### [TASK]
Your task is to copy each line that has the word "JSON".

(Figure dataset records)
───

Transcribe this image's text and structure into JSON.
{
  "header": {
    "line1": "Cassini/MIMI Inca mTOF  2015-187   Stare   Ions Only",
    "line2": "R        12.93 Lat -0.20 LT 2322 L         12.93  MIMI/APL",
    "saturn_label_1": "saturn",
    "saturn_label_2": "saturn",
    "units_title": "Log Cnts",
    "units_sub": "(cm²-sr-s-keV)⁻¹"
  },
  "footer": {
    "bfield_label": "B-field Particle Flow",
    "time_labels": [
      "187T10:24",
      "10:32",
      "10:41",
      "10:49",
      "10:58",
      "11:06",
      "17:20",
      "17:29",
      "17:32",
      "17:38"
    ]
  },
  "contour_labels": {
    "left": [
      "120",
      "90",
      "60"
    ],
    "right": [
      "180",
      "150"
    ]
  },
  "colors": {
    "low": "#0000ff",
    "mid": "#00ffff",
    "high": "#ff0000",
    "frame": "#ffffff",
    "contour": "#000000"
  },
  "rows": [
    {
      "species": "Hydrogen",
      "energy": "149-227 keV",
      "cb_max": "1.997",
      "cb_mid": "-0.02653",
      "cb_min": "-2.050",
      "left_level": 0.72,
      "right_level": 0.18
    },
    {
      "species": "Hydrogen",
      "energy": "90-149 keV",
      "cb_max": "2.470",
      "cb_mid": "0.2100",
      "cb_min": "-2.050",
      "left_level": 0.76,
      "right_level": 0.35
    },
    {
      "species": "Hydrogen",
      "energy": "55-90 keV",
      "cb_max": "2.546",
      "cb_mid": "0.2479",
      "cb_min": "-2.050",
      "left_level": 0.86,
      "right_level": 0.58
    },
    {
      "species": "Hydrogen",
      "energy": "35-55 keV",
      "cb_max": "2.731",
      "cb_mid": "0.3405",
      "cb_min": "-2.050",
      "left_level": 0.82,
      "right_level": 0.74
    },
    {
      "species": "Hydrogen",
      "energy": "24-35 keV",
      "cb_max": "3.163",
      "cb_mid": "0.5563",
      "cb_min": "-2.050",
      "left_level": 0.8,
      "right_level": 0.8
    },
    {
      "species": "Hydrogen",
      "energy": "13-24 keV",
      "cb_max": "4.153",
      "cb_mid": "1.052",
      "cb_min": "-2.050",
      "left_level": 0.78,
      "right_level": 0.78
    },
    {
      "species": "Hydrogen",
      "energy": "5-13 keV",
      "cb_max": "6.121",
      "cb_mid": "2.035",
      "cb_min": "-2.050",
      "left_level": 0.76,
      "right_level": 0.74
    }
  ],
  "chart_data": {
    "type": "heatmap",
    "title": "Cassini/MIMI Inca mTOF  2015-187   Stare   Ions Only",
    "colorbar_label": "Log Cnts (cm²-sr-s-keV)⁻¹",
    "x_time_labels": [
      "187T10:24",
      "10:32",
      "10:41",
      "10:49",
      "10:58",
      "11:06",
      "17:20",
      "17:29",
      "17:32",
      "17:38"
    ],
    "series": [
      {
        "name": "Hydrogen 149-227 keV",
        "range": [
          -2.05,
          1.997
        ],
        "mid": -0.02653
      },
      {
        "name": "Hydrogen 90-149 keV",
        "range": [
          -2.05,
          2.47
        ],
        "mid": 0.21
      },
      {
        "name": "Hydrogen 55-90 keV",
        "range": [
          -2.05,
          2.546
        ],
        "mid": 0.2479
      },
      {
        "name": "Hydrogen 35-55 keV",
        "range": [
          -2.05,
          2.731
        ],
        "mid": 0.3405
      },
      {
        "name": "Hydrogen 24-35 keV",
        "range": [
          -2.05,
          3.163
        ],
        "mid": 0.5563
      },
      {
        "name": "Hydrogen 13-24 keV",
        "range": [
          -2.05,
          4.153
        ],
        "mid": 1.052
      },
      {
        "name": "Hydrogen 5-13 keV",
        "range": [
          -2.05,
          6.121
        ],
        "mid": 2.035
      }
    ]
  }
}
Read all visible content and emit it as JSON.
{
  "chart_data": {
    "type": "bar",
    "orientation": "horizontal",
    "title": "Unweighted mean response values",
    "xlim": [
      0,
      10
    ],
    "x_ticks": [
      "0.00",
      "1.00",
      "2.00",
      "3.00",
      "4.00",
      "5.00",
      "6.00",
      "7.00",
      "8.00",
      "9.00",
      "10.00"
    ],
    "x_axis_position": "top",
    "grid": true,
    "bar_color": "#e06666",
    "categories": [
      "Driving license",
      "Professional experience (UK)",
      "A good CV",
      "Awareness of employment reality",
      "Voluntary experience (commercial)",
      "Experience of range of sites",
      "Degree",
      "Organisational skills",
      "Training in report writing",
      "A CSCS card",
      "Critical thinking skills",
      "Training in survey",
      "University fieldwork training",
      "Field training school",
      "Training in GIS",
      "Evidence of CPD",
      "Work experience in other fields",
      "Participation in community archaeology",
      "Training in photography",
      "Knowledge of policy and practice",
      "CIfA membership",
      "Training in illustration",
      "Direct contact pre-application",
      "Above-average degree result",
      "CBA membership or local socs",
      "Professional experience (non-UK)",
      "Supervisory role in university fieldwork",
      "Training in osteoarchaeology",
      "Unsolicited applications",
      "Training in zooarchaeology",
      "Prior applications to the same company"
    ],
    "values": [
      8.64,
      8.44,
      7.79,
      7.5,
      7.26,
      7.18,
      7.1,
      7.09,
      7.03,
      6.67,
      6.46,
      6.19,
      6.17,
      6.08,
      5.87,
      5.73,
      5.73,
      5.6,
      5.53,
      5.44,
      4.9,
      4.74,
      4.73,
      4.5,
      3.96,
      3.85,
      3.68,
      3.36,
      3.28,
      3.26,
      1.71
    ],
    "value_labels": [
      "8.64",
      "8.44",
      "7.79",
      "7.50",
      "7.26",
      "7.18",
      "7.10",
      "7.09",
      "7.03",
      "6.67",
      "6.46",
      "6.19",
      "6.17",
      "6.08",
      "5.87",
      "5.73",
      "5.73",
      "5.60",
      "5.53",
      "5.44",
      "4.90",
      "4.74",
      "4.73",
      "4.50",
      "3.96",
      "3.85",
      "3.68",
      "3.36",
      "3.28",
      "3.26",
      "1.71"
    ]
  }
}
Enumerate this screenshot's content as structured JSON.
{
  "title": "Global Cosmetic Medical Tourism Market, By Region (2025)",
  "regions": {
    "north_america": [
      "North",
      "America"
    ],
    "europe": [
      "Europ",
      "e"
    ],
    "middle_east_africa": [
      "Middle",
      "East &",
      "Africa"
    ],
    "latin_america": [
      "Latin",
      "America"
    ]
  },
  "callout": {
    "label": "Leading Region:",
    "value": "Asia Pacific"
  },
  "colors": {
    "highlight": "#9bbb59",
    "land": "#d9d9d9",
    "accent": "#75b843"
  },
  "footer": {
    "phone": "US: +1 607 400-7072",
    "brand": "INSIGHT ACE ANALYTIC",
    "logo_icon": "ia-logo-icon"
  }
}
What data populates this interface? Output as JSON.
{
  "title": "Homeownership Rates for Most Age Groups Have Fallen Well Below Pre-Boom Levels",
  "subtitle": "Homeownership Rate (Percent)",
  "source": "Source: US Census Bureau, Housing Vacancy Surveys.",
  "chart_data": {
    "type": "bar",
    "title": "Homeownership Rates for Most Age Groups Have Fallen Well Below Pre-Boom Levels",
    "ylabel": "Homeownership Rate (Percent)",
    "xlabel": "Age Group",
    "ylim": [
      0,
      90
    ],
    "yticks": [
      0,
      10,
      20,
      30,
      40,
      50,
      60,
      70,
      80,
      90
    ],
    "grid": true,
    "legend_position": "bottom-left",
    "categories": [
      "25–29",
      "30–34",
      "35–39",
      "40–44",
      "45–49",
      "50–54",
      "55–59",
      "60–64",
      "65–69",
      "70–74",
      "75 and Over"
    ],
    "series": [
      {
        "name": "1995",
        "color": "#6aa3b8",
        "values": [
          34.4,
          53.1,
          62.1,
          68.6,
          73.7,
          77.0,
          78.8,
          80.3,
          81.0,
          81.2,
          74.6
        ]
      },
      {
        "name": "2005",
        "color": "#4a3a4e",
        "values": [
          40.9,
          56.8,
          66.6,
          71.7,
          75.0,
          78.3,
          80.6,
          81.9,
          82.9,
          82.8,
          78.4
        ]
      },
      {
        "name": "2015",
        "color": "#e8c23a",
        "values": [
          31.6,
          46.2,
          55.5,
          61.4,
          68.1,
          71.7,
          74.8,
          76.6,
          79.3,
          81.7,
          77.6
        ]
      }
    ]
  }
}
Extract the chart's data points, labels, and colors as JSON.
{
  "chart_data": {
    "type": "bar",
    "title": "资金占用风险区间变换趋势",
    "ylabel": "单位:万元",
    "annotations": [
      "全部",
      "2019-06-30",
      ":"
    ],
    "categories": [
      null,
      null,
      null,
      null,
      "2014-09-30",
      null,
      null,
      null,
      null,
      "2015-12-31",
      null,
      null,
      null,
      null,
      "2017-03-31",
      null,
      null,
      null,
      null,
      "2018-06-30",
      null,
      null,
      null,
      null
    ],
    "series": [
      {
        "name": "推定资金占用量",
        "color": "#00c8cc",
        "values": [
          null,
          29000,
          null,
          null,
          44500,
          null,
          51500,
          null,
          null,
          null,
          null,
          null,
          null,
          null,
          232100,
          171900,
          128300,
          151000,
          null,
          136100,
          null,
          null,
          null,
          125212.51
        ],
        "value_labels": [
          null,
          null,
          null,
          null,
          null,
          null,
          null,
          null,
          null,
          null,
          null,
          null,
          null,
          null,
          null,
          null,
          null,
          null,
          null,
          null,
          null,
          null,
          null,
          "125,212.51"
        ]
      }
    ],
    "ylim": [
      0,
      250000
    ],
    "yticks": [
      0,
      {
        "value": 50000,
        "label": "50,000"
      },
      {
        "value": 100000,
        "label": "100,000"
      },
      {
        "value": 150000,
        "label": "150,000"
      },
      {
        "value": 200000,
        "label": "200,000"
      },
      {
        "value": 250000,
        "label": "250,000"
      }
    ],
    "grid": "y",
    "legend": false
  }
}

───

### [RESULT]
Transcribe this image's text and structure into JSON.
Read all visible content and emit it as JSON.
Enumerate this screenshot's content as structured JSON.
What data populates this interface? Output as JSON.
Extract the chart's data points, labels, and colors as JSON.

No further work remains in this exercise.